◆ À FAIRE:
- a) Dans le compte rendu du match Brest - Angers, combien de secondes faut-il à Brest pour marquer son premier but ?
- b) Reprenez le compte rendu du match Brest - Angers après sa dernière phrase et poursuivez-le.

◆ EXTRAIT DU DOCUMENT:
Brest - Angers (9 mars 1996)
Quart de finale du championnat de France élite 1995/96, match 5.
Comment une série si serrée, remplie de retournements de situation et de suspense, a pu se retrouver en une parodie de hockey...
En effet, après être venu gagner lors du premier match à Brest puis avoir confirmé en ne perdant qu'en prolongation le deuxième match et en ayant gagné le troisième, Angers a poussé les favoris brestois dans leurs retranchements. Malheureusement, cette "finale" de la série où le gagnant s'en va en demi finale s'est achevée... enfin, a pris fin au bout de 30 minutes de jeu lorsque les Angevins ont quitté définitivement la glace au cours du deuxième tiers.
Avant cela, les Brestois avaient confirmés leur regain de forme dans un début de match en fanfare. Benoît Groulx gagne l'engagement et lance d'une passe au millimètre Roger Dubé qui prend à froid un Gravel éblouissant lors des quatre matchs précédents. Il n'a fallu que neuf secondes aux Albatros pour prendre leur envol, et moins de trois minutes plus tard, lors de leur première supériorité numérique, Niedzolka remet le couvert (2-0 à 03'14"). La domination de Brest est totale, le tiers est en sa faveur et seule une défense physique et un Gravel très bon, malgré tout, permet aux Angevins de ne pas prendre l'eau. Mais le débat semble déséquilibré, pour preuve le premier palet touché par Vallière n'intervient qu'au bout de dix-huit minutes de jeu ! Et les tirs sont au nombre de 18 pour Brest et 3 pour Angers. Ce premier tiers est à l'avantage total des Bretons qui d'ailleurs aggravent le score à la fin de ce tiers par Hartogs, évidement en supériorité numérique.
Le deuxième tiers prend une tournure différente, avec cinq premières minutes équilibrées où Angers retrouve ses vertus qui lui permettent d'être toujours en course et où Vallière fait étalage de son talent plusieurs fois notamment devant un grand Konstantinidis. Les Angevins sont à nouveau sanctionnés et Akoulinin puis Hartogs portent le score jusqu'à 5 à 0 en moins de deux minutes. Les visiteurs essayent de réagir en mettant à contribution à nouveau Vallière avant qu'une nouvelle pénalité à l'encontre de Claesson ne rende furieux Jagr qui rappelle son équipe à regagner le vestiaire définitivement.

◆ Enregistrements de mise en page:
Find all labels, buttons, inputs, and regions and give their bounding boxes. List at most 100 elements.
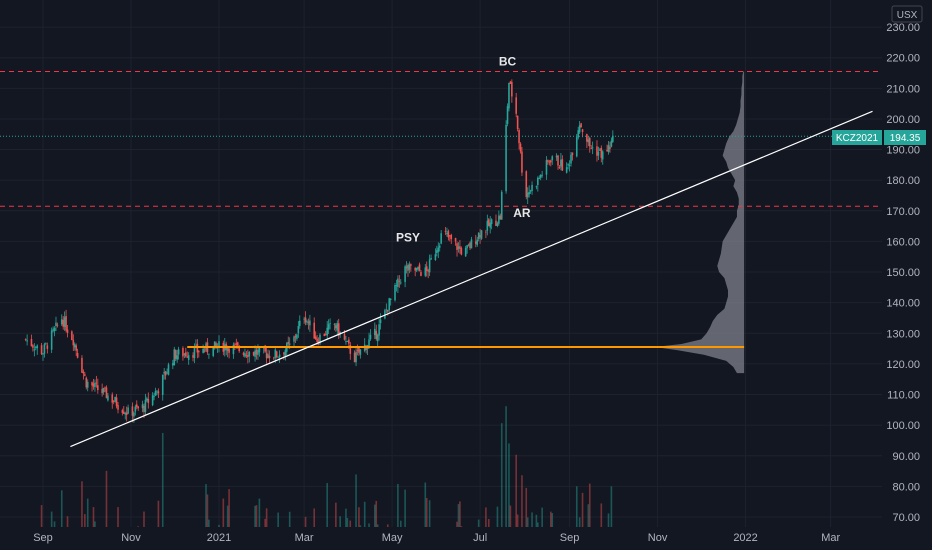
candle-body	[265, 353, 268, 359]
candle-body	[508, 82, 510, 109]
volume-bar	[84, 514, 86, 527]
candle-body	[348, 339, 350, 344]
volume-bar	[222, 498, 225, 527]
candle-body	[386, 309, 389, 312]
candle-body	[464, 247, 467, 257]
volume-bar	[228, 489, 230, 527]
candle-body	[85, 377, 88, 388]
candle-body	[474, 241, 477, 244]
volume-bar	[226, 505, 229, 527]
candle-body	[324, 333, 327, 335]
candle-body	[287, 341, 290, 344]
candle-body	[296, 334, 298, 339]
currency-box[interactable]	[891, 5, 923, 23]
volume-bar	[358, 507, 360, 527]
candle-body	[479, 234, 481, 238]
candle-body	[557, 155, 559, 166]
candle-body	[610, 140, 613, 147]
candle-body	[388, 298, 391, 311]
candle-body	[446, 232, 448, 234]
candle-body	[560, 159, 562, 167]
y-tick-label: 160.00	[886, 236, 920, 248]
candle-body	[277, 356, 279, 358]
candle-body	[394, 285, 396, 301]
candle-body	[242, 352, 245, 355]
x-tick-label: Sep	[560, 532, 580, 544]
currency-label: USX	[897, 10, 918, 21]
candle-body	[218, 341, 220, 348]
volume-bar	[258, 498, 261, 527]
volume-bar	[588, 483, 591, 527]
volume-bar	[477, 519, 480, 527]
volume-bar	[600, 503, 603, 527]
candle-body	[337, 323, 340, 336]
candle-body	[30, 339, 33, 347]
candle-body	[447, 231, 450, 238]
candle-body	[548, 161, 551, 163]
candle-body	[597, 151, 600, 156]
volume-bar	[50, 511, 53, 527]
candle-body	[519, 143, 522, 152]
candle-body	[551, 156, 554, 161]
volume-bar	[374, 504, 376, 527]
y-tick-label: 120.00	[886, 359, 920, 371]
volume-bar	[157, 500, 160, 527]
volume-bar	[86, 498, 89, 527]
candle-body	[307, 321, 310, 324]
candle-body	[316, 338, 318, 342]
volume-bar	[117, 507, 119, 527]
candle-body	[408, 264, 411, 270]
volume-bar	[581, 492, 584, 527]
candle-body	[339, 331, 341, 334]
candle-body	[425, 266, 428, 271]
candle-body	[415, 268, 418, 271]
candle-body	[384, 310, 386, 319]
candle-body	[32, 345, 34, 348]
horizontal-levels[interactable]	[0, 70, 882, 349]
candle-body	[213, 341, 216, 349]
candle-body	[590, 147, 592, 149]
volume-bar	[425, 498, 428, 527]
trendline[interactable]	[70, 110, 873, 448]
candle-body	[192, 355, 194, 358]
volume-bar	[208, 519, 210, 527]
candle-body	[267, 354, 269, 359]
candle-body	[36, 345, 39, 349]
volume-bar	[460, 526, 463, 527]
candle-body	[374, 328, 376, 336]
candle-body	[124, 413, 127, 415]
candle-body	[134, 406, 137, 412]
candle-body	[247, 355, 249, 357]
candle-body	[306, 321, 308, 323]
candle-body	[141, 404, 144, 409]
trendline-group[interactable]	[70, 110, 873, 448]
candle-body	[434, 254, 437, 260]
volume-bar	[143, 511, 145, 527]
volume-bar	[326, 483, 328, 527]
candle-body	[456, 243, 458, 250]
candle-body	[424, 267, 427, 276]
volume-bar	[521, 475, 523, 527]
volume-bar	[535, 514, 538, 527]
candle-body	[137, 406, 140, 409]
candle-body	[102, 388, 105, 393]
candle-body	[558, 167, 561, 168]
volume-bar	[537, 522, 539, 527]
candle-body	[182, 347, 184, 357]
candle-body	[420, 272, 422, 276]
time-axis[interactable]: Sep Nov 2021 Mar May Jul Sep Nov 2022 Mar	[33, 532, 840, 544]
candle-body	[252, 352, 255, 356]
candle-body	[487, 219, 490, 226]
candle-body	[34, 347, 37, 349]
volume-bar	[206, 494, 209, 527]
candle-body	[55, 322, 57, 326]
candle-body	[283, 352, 285, 355]
price-axis[interactable]: 70.00 80.00 90.00 100.00 110.00 120.00 130.00 1…	[886, 22, 920, 524]
candle-body	[469, 242, 471, 249]
candle-body	[547, 160, 549, 162]
candle-body	[509, 81, 512, 84]
volume-bar	[424, 482, 427, 527]
y-tick-label: 90.00	[892, 451, 920, 463]
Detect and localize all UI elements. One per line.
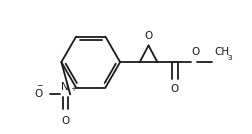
- Text: N: N: [61, 82, 69, 92]
- Text: O: O: [35, 89, 43, 99]
- Text: +: +: [70, 86, 76, 92]
- Text: O: O: [61, 116, 69, 126]
- Text: O: O: [192, 47, 200, 57]
- Text: O: O: [144, 31, 153, 41]
- Text: CH: CH: [214, 47, 229, 57]
- Text: −: −: [36, 81, 43, 90]
- Text: 3: 3: [228, 55, 232, 61]
- Text: O: O: [171, 84, 179, 94]
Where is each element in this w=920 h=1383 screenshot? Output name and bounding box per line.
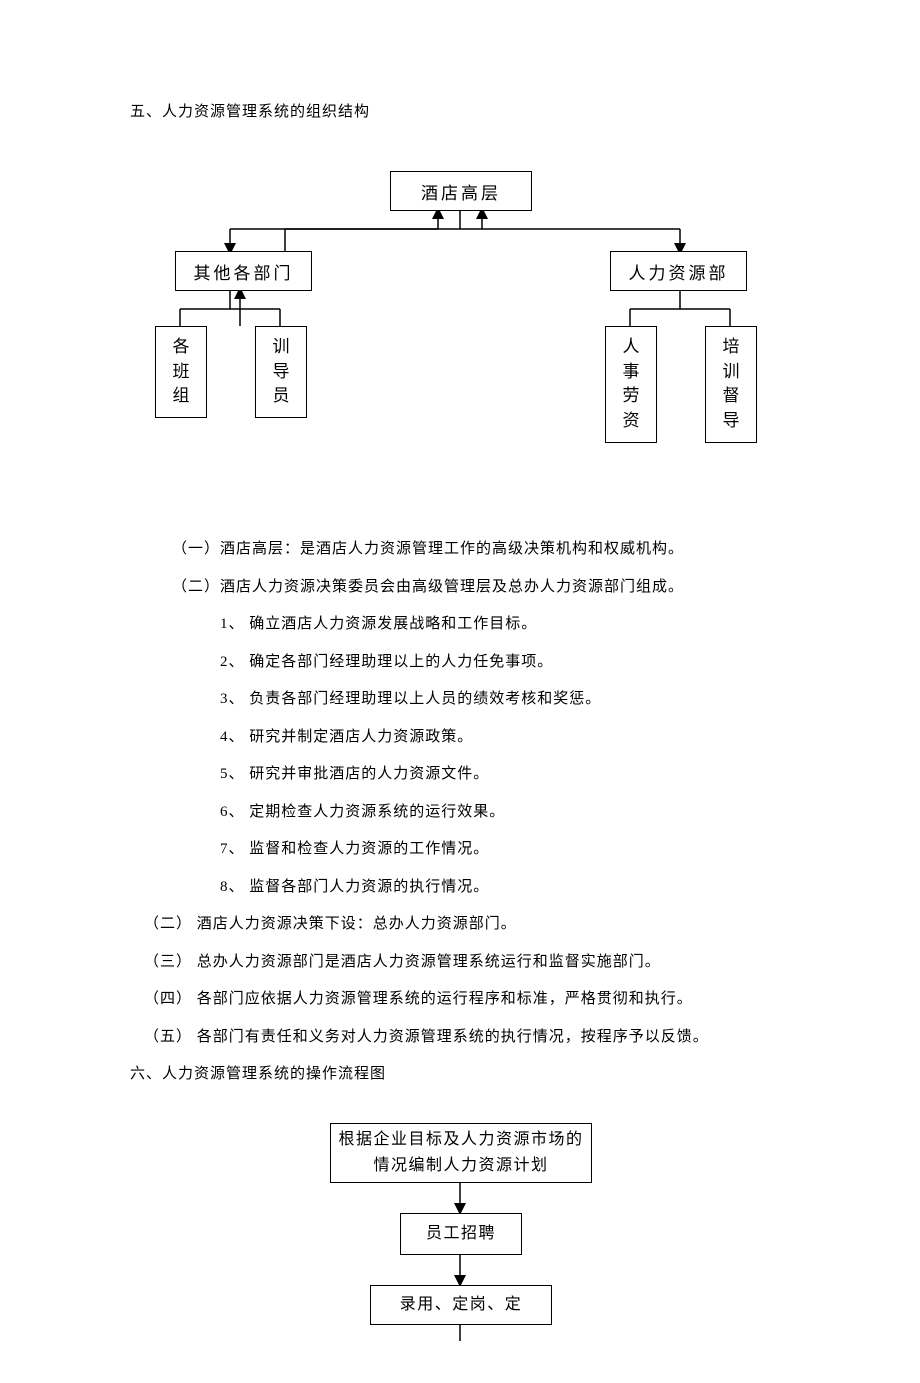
vert-char: 事 [606, 360, 656, 385]
point-3: （二） 酒店人力资源决策下设：总办人力资源部门。 [144, 906, 790, 944]
list-item-3: 3、 负责各部门经理助理以上人员的绩效考核和奖惩。 [220, 681, 790, 719]
org-left-leaf1: 各 班 组 [155, 326, 207, 418]
vert-char: 各 [156, 335, 206, 360]
vert-char: 督 [706, 384, 756, 409]
org-chart-lines [140, 171, 780, 471]
vert-char: 导 [256, 360, 306, 385]
org-right-mid-box: 人力资源部 [610, 251, 747, 291]
list-item-2: 2、 确定各部门经理助理以上的人力任免事项。 [220, 644, 790, 682]
flowchart: 根据企业目标及人力资源市场的 情况编制人力资源计划 员工招聘 录用、定岗、定 [140, 1123, 780, 1343]
org-top-box: 酒店高层 [390, 171, 532, 211]
org-left-leaf2: 训 导 员 [255, 326, 307, 418]
section-6-title: 六、人力资源管理系统的操作流程图 [130, 1062, 790, 1083]
vert-char: 导 [706, 409, 756, 434]
vert-char: 训 [256, 335, 306, 360]
org-right-leaf2: 培 训 督 导 [705, 326, 757, 443]
flow-box-3: 录用、定岗、定 [370, 1285, 552, 1325]
org-left-mid-box: 其他各部门 [175, 251, 312, 291]
vert-char: 员 [256, 384, 306, 409]
list-item-1: 1、 确立酒店人力资源发展战略和工作目标。 [220, 606, 790, 644]
flow-box-1-line2: 情况编制人力资源计划 [373, 1153, 548, 1179]
vert-char: 资 [606, 409, 656, 434]
vert-char: 组 [156, 384, 206, 409]
flow-box-1: 根据企业目标及人力资源市场的 情况编制人力资源计划 [330, 1123, 592, 1183]
point-1: （一）酒店高层：是酒店人力资源管理工作的高级决策机构和权威机构。 [172, 531, 790, 569]
org-chart: 酒店高层 其他各部门 人力资源部 各 班 组 训 导 员 人 事 劳 资 培 训… [140, 171, 780, 471]
vert-char: 人 [606, 335, 656, 360]
vert-char: 培 [706, 335, 756, 360]
list-item-6: 6、 定期检查人力资源系统的运行效果。 [220, 794, 790, 832]
flow-box-2: 员工招聘 [400, 1213, 522, 1255]
org-right-leaf1: 人 事 劳 资 [605, 326, 657, 443]
flow-box-1-line1: 根据企业目标及人力资源市场的 [338, 1127, 583, 1153]
point-5: （四） 各部门应依据人力资源管理系统的运行程序和标准，严格贯彻和执行。 [144, 981, 790, 1019]
body-text: （一）酒店高层：是酒店人力资源管理工作的高级决策机构和权威机构。 （二）酒店人力… [130, 531, 790, 1056]
point-4: （三） 总办人力资源部门是酒店人力资源管理系统运行和监督实施部门。 [144, 944, 790, 982]
section-5-title: 五、人力资源管理系统的组织结构 [130, 100, 790, 121]
point-2: （二）酒店人力资源决策委员会由高级管理层及总办人力资源部门组成。 [172, 569, 790, 607]
point-6: （五） 各部门有责任和义务对人力资源管理系统的执行情况，按程序予以反馈。 [144, 1019, 790, 1057]
list-item-4: 4、 研究并制定酒店人力资源政策。 [220, 719, 790, 757]
vert-char: 劳 [606, 384, 656, 409]
list-item-5: 5、 研究并审批酒店的人力资源文件。 [220, 756, 790, 794]
list-item-7: 7、 监督和检查人力资源的工作情况。 [220, 831, 790, 869]
vert-char: 训 [706, 360, 756, 385]
list-item-8: 8、 监督各部门人力资源的执行情况。 [220, 869, 790, 907]
vert-char: 班 [156, 360, 206, 385]
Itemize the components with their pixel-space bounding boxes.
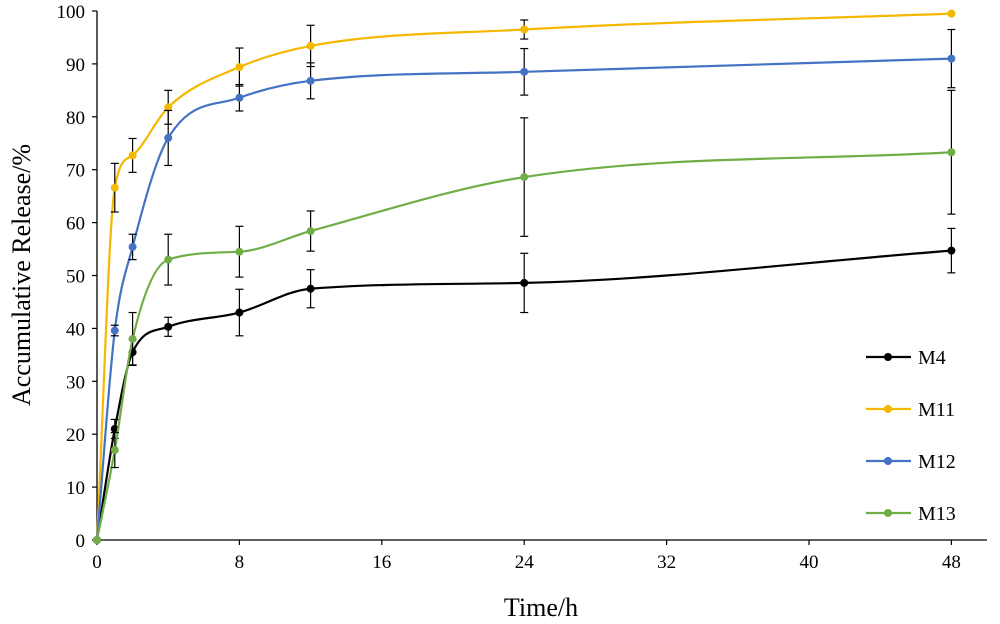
legend-label: M13 [918,503,956,525]
data-point-m13 [520,173,529,182]
data-point-m13 [93,536,101,544]
data-point-m13 [164,255,173,264]
legend-swatch-marker [884,457,892,465]
data-point-m4 [235,308,244,317]
data-point-m11 [110,183,119,192]
y-tick-label: 20 [66,425,85,446]
x-tick-label: 0 [92,552,102,573]
data-point-m12 [128,242,137,251]
data-point-m11 [164,103,173,112]
y-tick-label: 10 [66,478,85,499]
x-tick-label: 16 [372,552,391,573]
data-point-m13 [110,446,119,455]
y-tick-label: 40 [66,319,85,340]
y-tick-label: 0 [76,531,86,552]
data-point-m12 [235,93,244,102]
legend-swatch-marker [884,405,892,413]
data-point-m12 [110,326,119,335]
y-tick-label: 30 [66,372,85,393]
data-point-m11 [306,41,315,50]
data-point-m13 [235,247,244,256]
series-m13 [93,89,956,544]
legend-item-m12: M12 [866,451,956,473]
legend-label: M11 [918,399,955,421]
y-tick-label: 100 [57,2,86,23]
legend-swatch-marker [884,353,892,361]
data-point-m11 [128,151,137,160]
data-point-m13 [128,334,137,343]
data-point-m4 [306,284,315,293]
x-tick-label: 24 [515,552,535,573]
series-m4 [93,227,956,544]
data-point-m12 [164,133,173,142]
x-tick-label: 48 [942,552,961,573]
legend-swatch-marker [884,509,892,517]
axes: 0 10 20 30 40 50 60 70 80 90 100 0 8 16 24 32 40 48 [57,2,987,573]
data-point-m12 [520,67,529,76]
x-axis-title: Time/h [504,593,578,622]
data-point-m11 [520,25,529,34]
data-point-m12 [306,76,315,85]
data-point-m13 [947,148,956,157]
legend: M4 M11 M12 M13 [866,347,956,525]
data-point-m11 [947,9,956,18]
data-point-m4 [947,246,956,255]
x-tick-label: 32 [657,552,676,573]
data-point-m13 [306,227,315,236]
legend-item-m4: M4 [866,347,946,369]
series-m11 [93,9,956,544]
data-point-m4 [520,278,529,287]
x-tick-label: 8 [235,552,245,573]
legend-label: M12 [918,451,956,473]
data-point-m12 [947,54,956,63]
y-tick-label: 90 [66,55,85,76]
data-point-m4 [164,322,173,331]
y-tick-label: 70 [66,161,85,182]
legend-item-m11: M11 [866,399,955,421]
series-line-m13 [95,151,952,541]
series-layer [93,9,956,544]
y-tick-label: 80 [66,108,85,129]
series-m12 [93,28,956,544]
legend-label: M4 [918,347,946,369]
y-tick-label: 60 [66,214,85,235]
data-point-m11 [235,63,244,72]
legend-item-m13: M13 [866,503,956,525]
y-tick-label: 50 [66,267,85,288]
series-line-m4 [95,249,952,541]
x-tick-label: 40 [800,552,819,573]
y-axis-title: Accumulative Release/% [7,144,36,406]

◆ RÉSULTATS PAR TÂCHE:
- a) Neuf secondes.

- b)
Rien ne redonne aux Angevins l'envie de revenir, et la victoire brestoise, bien qu'évidente, semble inachevée. Que dire aux supporters bretons qui ne virent qu'une moitié de match ?
Le retour au vestiaires des angevins sera justifié par la suite, par un "écoeurement" de l'arbitrage de monsieur Macron. De nombreux commentaires expliquent cette sortie prématurée :
Jaroslav Jagr (entraîneur d'Angers) : "J'ai pensé que ça allait terminer en bagarre générale. Je n'ai jamais vu un arbitre comme celui là. Alors qu'à Amiens, c'est un arbitre suisse qui a dirigé le cinquième match, nous on a eu le plus mauvais. Soit quelqu'un l'a fait exprès, soit on nous a sous-estimés. Une seule équipe était pénalisée. Le niveau de l'arbitrage était vraiment trop faible. C'est la première fois que je prend cette décision qui est très lourde et fâcheuse. Mais il n'était pas possible d'agir autrement. On a joué pratiquement tout le match en infériorité numérique. Par trois fois, les fautes brestoises avant le quatrième but n'ont pas été sanctionnées. M. Macron est fait pour arbitrer un match de poussins, pas un match décisif pour lequel il aurait fallu convoquer un arbitre étranger. J'ai l'impression que tout était prévu d'avance."
André Péloffy (entraîneur de Brest) : "Ce soir, c'est le Brest des bons soirs, motivé et solidaire, qui a appliqué le système de jeu à fond et notamment sur le plan défensif. Des soirées comme celle que M. Jagr vient de passer, j'en ai eu des nombreuses. Je suis content que pour une fois ce ne soit pas nous qui en souffrions. Sachant à quel arbitre nous allions avoir affaire, j'ai été strict avec mes joueurs en leur demandant une discipline encore plus forte et de la fermer... Les prisons ont plu pour eux. Brest est une équipe qui n'a pas encore d'identité, des matches comme celui-là lui en donnent."
Sylvain Beauchamp (capitaine d'Angers) : "Au match d'avant, on avait déjà pris beaucoup de prison. Eux donnent le premier coup, et nous, on prend des pénalités quand on réplique. Pour moi, ça ressemble à une mascarade. Les Brestois voulaient leur série, ils l'ont eue. Je pense qu'"on" ne pouvait pas concevoir une demi-finale sans Brest."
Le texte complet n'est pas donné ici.